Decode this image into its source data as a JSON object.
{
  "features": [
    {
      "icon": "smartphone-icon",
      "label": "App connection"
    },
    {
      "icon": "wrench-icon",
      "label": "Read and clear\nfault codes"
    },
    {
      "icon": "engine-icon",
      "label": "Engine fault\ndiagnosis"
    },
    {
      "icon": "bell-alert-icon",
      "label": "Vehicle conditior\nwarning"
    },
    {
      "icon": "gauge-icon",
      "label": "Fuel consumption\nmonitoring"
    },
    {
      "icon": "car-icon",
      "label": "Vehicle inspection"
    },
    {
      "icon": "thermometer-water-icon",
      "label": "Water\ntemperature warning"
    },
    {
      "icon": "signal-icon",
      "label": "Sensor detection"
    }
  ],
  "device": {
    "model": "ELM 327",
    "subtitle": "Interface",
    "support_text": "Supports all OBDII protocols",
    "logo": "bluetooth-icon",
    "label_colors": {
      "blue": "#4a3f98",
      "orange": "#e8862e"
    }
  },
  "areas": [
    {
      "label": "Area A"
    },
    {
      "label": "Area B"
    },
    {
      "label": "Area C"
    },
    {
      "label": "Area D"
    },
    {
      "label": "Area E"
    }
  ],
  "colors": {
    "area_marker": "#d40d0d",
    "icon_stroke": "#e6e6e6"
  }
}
= = = =
What the task asks –
Reproduce all of the material above word for word.

Answer to the exercise –
Decode this image into its source data as a JSON object.
{
  "features": [
    {
      "icon": "smartphone-icon",
      "label": "App connection"
    },
    {
      "icon": "wrench-icon",
      "label": "Read and clear\nfault codes"
    },
    {
      "icon": "engine-icon",
      "label": "Engine fault\ndiagnosis"
    },
    {
      "icon": "bell-alert-icon",
      "label": "Vehicle conditior\nwarning"
    },
    {
      "icon": "gauge-icon",
      "label": "Fuel consumption\nmonitoring"
    },
    {
      "icon": "car-icon",
      "label": "Vehicle inspection"
    },
    {
      "icon": "thermometer-water-icon",
      "label": "Water\ntemperature warning"
    },
    {
      "icon": "signal-icon",
      "label": "Sensor detection"
    }
  ],
  "device": {
    "model": "ELM 327",
    "subtitle": "Interface",
    "support_text": "Supports all OBDII protocols",
    "logo": "bluetooth-icon",
    "label_colors": {
      "blue": "#4a3f98",
      "orange": "#e8862e"
    }
  },
  "areas": [
    {
      "label": "Area A"
    },
    {
      "label": "Area B"
    },
    {
      "label": "Area C"
    },
    {
      "label": "Area D"
    },
    {
      "label": "Area E"
    }
  ],
  "colors": {
    "area_marker": "#d40d0d",
    "icon_stroke": "#e6e6e6"
  }
}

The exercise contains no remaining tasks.